Return all lines where the word "Slnečná" can be found.
===== Material for this exercise
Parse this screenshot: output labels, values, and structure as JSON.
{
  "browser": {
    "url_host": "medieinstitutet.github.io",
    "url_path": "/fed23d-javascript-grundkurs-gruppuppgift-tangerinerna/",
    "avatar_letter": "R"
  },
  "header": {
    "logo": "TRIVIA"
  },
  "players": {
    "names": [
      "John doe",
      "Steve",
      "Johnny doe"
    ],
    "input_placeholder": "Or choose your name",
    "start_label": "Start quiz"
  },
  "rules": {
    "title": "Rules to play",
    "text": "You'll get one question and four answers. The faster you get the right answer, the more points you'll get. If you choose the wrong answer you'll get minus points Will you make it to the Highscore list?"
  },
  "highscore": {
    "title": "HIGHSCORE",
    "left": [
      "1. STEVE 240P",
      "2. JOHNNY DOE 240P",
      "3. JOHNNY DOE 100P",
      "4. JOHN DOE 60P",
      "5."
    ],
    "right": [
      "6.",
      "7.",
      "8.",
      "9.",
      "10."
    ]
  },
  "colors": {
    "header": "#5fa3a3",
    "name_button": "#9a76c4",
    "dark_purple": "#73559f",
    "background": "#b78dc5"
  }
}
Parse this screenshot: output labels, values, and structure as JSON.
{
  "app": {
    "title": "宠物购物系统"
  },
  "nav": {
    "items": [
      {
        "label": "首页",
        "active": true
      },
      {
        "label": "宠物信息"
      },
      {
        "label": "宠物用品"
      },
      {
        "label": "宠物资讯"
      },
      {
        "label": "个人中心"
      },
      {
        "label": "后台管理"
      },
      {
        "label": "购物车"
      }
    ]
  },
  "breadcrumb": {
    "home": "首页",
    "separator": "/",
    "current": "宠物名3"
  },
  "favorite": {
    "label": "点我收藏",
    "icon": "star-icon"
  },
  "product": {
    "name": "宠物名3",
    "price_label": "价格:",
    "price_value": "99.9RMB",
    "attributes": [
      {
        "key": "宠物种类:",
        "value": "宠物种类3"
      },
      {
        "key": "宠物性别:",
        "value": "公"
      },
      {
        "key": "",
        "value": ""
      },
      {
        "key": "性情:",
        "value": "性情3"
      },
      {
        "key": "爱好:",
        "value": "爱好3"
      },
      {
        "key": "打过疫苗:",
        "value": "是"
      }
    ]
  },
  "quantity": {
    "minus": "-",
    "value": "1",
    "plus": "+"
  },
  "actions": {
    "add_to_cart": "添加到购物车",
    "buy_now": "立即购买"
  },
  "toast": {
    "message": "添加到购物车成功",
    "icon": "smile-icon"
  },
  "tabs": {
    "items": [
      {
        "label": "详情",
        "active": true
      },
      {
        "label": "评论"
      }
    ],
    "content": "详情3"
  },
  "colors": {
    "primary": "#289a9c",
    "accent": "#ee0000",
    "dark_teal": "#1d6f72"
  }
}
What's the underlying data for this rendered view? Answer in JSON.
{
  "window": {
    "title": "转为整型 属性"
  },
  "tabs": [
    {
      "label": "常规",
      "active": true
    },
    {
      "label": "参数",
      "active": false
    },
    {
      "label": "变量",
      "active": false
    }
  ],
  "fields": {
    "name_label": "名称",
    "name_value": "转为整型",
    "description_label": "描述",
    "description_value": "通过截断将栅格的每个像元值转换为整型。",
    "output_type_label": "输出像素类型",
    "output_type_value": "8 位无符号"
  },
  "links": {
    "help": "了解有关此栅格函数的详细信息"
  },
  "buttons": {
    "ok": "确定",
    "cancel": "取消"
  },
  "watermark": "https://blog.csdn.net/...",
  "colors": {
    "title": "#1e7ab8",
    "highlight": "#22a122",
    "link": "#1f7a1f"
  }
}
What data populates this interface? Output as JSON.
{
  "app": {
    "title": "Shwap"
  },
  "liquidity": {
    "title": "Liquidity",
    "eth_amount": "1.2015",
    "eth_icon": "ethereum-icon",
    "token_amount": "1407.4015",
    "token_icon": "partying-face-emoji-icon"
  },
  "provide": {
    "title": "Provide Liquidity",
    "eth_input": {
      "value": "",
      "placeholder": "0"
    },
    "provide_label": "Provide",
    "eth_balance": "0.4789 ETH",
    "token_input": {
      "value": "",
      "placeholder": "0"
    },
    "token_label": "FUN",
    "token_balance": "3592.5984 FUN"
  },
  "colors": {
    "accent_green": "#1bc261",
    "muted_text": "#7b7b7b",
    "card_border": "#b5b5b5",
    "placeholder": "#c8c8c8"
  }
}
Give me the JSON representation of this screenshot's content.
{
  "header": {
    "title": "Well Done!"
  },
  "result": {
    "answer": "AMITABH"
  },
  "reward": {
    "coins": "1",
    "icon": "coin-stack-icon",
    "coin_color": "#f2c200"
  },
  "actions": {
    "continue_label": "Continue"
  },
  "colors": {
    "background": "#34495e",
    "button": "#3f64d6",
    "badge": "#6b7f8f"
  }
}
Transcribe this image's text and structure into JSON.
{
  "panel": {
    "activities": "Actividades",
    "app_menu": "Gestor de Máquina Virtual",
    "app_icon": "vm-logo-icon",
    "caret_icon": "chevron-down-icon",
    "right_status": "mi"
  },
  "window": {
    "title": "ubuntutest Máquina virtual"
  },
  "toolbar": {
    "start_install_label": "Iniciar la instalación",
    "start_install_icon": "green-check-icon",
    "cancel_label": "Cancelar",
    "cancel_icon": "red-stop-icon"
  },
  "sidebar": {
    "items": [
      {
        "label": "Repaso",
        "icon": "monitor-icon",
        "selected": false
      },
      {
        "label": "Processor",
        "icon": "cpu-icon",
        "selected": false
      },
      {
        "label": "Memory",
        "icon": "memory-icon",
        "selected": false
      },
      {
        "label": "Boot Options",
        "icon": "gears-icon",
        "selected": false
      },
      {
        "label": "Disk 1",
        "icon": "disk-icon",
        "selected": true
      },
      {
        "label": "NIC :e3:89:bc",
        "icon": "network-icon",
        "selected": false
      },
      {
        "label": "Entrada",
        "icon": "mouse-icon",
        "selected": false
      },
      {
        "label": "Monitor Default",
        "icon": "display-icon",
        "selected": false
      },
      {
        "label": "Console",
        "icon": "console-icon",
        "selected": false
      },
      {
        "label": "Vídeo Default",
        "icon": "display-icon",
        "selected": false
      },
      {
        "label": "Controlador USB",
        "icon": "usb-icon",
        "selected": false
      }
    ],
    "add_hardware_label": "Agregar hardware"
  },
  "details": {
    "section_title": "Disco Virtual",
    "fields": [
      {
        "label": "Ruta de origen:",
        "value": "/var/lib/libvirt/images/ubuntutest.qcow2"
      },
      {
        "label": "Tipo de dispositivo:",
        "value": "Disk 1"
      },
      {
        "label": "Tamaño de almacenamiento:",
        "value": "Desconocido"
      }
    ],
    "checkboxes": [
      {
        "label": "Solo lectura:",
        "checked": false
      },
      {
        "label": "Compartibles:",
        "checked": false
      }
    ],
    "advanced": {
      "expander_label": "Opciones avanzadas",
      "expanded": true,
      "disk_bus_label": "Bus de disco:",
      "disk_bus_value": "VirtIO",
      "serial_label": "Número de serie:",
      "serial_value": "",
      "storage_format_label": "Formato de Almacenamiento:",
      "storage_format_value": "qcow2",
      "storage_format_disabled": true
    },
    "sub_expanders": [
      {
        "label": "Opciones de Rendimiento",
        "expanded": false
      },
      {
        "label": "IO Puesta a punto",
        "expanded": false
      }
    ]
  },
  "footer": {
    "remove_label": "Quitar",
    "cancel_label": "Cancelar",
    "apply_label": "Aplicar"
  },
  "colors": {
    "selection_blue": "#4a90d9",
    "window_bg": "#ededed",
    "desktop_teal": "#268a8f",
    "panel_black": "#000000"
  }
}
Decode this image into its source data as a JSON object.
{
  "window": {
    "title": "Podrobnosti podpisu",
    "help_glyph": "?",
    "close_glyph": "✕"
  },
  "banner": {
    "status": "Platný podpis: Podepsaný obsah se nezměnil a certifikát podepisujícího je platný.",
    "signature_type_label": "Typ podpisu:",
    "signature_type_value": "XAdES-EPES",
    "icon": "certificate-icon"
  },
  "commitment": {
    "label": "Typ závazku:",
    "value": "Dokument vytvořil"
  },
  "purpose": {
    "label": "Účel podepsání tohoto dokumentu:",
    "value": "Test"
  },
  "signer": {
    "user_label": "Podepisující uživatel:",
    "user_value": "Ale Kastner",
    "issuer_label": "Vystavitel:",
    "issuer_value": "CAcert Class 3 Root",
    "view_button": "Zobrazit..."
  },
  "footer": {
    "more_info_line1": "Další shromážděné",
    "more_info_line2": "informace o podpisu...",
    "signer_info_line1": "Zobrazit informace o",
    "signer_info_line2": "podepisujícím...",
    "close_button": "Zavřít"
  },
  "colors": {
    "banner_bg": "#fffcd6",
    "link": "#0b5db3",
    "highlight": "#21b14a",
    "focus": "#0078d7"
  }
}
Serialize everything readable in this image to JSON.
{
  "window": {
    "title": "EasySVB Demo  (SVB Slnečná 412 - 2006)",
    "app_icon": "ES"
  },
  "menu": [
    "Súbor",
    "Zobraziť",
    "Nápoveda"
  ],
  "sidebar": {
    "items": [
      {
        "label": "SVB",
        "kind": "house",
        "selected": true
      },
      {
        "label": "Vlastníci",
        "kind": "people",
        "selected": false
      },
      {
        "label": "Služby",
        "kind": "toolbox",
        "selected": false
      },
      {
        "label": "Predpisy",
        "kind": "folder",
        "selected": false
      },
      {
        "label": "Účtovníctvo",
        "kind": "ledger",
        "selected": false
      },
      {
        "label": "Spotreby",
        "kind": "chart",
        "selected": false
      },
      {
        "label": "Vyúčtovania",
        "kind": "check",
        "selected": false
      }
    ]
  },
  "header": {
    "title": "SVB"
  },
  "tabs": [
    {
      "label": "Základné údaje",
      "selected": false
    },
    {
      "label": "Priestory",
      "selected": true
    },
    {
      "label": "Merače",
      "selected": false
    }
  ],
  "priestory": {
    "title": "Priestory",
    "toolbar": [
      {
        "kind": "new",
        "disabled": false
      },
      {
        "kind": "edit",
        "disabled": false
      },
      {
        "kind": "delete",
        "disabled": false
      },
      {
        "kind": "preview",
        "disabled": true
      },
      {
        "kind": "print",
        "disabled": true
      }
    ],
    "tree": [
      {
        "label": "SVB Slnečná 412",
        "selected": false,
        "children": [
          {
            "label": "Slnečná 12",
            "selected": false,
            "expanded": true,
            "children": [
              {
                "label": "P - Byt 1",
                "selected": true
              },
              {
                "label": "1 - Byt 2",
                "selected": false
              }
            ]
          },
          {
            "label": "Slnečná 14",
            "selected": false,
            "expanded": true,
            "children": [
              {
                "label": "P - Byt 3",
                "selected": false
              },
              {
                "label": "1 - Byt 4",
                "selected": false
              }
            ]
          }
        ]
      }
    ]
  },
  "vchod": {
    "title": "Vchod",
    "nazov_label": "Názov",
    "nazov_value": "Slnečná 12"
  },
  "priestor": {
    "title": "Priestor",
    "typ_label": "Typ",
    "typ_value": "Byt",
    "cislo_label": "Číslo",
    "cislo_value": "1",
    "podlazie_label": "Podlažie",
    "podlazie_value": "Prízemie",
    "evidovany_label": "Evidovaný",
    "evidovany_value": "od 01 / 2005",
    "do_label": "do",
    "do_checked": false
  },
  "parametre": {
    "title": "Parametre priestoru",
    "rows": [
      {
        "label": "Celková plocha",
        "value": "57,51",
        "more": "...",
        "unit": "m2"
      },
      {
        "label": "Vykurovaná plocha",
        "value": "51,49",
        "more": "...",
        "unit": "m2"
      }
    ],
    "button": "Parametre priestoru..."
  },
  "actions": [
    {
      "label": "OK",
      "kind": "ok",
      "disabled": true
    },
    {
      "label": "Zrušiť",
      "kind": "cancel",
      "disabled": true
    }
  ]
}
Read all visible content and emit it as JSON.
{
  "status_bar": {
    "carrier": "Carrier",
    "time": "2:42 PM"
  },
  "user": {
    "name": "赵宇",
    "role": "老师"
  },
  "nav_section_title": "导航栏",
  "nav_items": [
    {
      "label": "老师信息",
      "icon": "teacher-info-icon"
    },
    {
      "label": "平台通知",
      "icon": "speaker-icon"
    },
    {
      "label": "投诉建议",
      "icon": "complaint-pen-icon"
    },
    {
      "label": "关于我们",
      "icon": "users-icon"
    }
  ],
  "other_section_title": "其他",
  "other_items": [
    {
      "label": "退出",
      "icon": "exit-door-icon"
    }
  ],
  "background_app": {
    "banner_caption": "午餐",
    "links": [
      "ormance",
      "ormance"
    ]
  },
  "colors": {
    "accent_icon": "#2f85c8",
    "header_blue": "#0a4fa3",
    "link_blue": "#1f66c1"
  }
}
==========
## Answer in full
    "title": "EasySVB Demo  (SVB Slnečná 412 - 2006)",
        "label": "SVB Slnečná 412",
            "label": "Slnečná 12",
            "label": "Slnečná 14",
    "nazov_value": "Slnečná 12"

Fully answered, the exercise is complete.